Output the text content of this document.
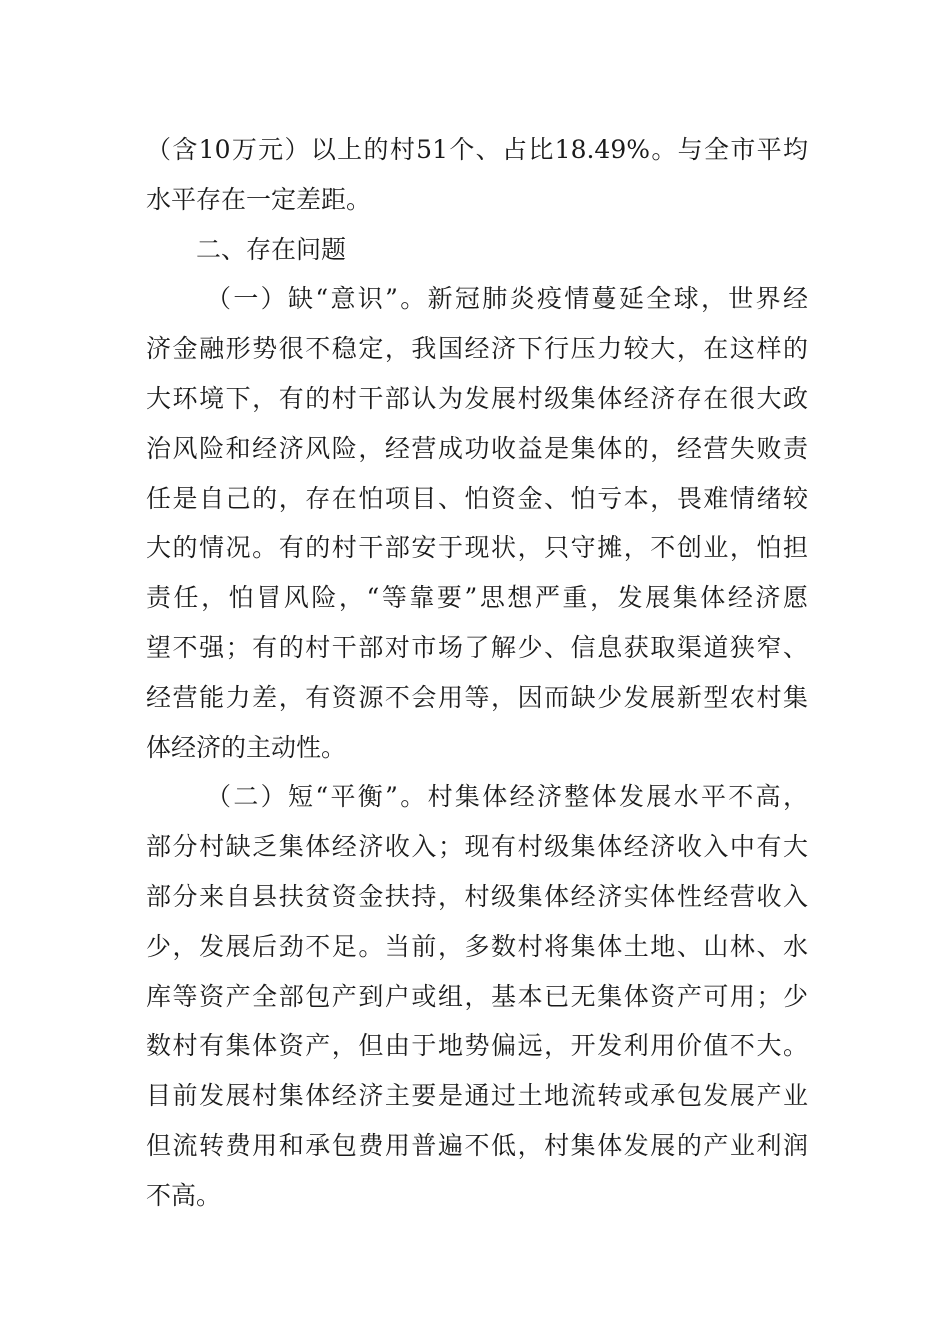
（含10万元）以上的村51个、占比18.49%。与全市平均
水平存在一定差距。
二、存在问题
（一）缺“意识”。新冠肺炎疫情蔓延全球，世界经
济金融形势很不稳定，我国经济下行压力较大，在这样的
大环境下，有的村干部认为发展村级集体经济存在很大政
治风险和经济风险，经营成功收益是集体的，经营失败责
任是自己的，存在怕项目、怕资金、怕亏本，畏难情绪较
大的情况。有的村干部安于现状，只守摊，不创业，怕担
责任，怕冒风险，“等靠要”思想严重，发展集体经济愿
望不强；有的村干部对市场了解少、信息获取渠道狭窄、
经营能力差，有资源不会用等，因而缺少发展新型农村集
体经济的主动性。
（二）短“平衡”。村集体经济整体发展水平不高，
部分村缺乏集体经济收入；现有村级集体经济收入中有大
部分来自县扶贫资金扶持，村级集体经济实体性经营收入
少，发展后劲不足。当前，多数村将集体土地、山林、水
库等资产全部包产到户或组，基本已无集体资产可用；少
数村有集体资产，但由于地势偏远，开发利用价值不大。
目前发展村集体经济主要是通过土地流转或承包发展产业
但流转费用和承包费用普遍不低，村集体发展的产业利润
不高。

++++++++++

* THE REQUEST: Using the records above, retype everything exactly except the pictures.

* RESULT:
Output the text content of this document.
（含10万元）以上的村51个、占比18.49%。与全市平均
水平存在一定差距。
二、存在问题
（一）缺“意识”。新冠肺炎疫情蔓延全球，世界经
济金融形势很不稳定，我国经济下行压力较大，在这样的
大环境下，有的村干部认为发展村级集体经济存在很大政
治风险和经济风险，经营成功收益是集体的，经营失败责
任是自己的，存在怕项目、怕资金、怕亏本，畏难情绪较
大的情况。有的村干部安于现状，只守摊，不创业，怕担
责任，怕冒风险，“等靠要”思想严重，发展集体经济愿
望不强；有的村干部对市场了解少、信息获取渠道狭窄、
经营能力差，有资源不会用等，因而缺少发展新型农村集
体经济的主动性。
（二）短“平衡”。村集体经济整体发展水平不高，
部分村缺乏集体经济收入；现有村级集体经济收入中有大
部分来自县扶贫资金扶持，村级集体经济实体性经营收入
少，发展后劲不足。当前，多数村将集体土地、山林、水
库等资产全部包产到户或组，基本已无集体资产可用；少
数村有集体资产，但由于地势偏远，开发利用价值不大。
目前发展村集体经济主要是通过土地流转或承包发展产业
但流转费用和承包费用普遍不低，村集体发展的产业利润
不高。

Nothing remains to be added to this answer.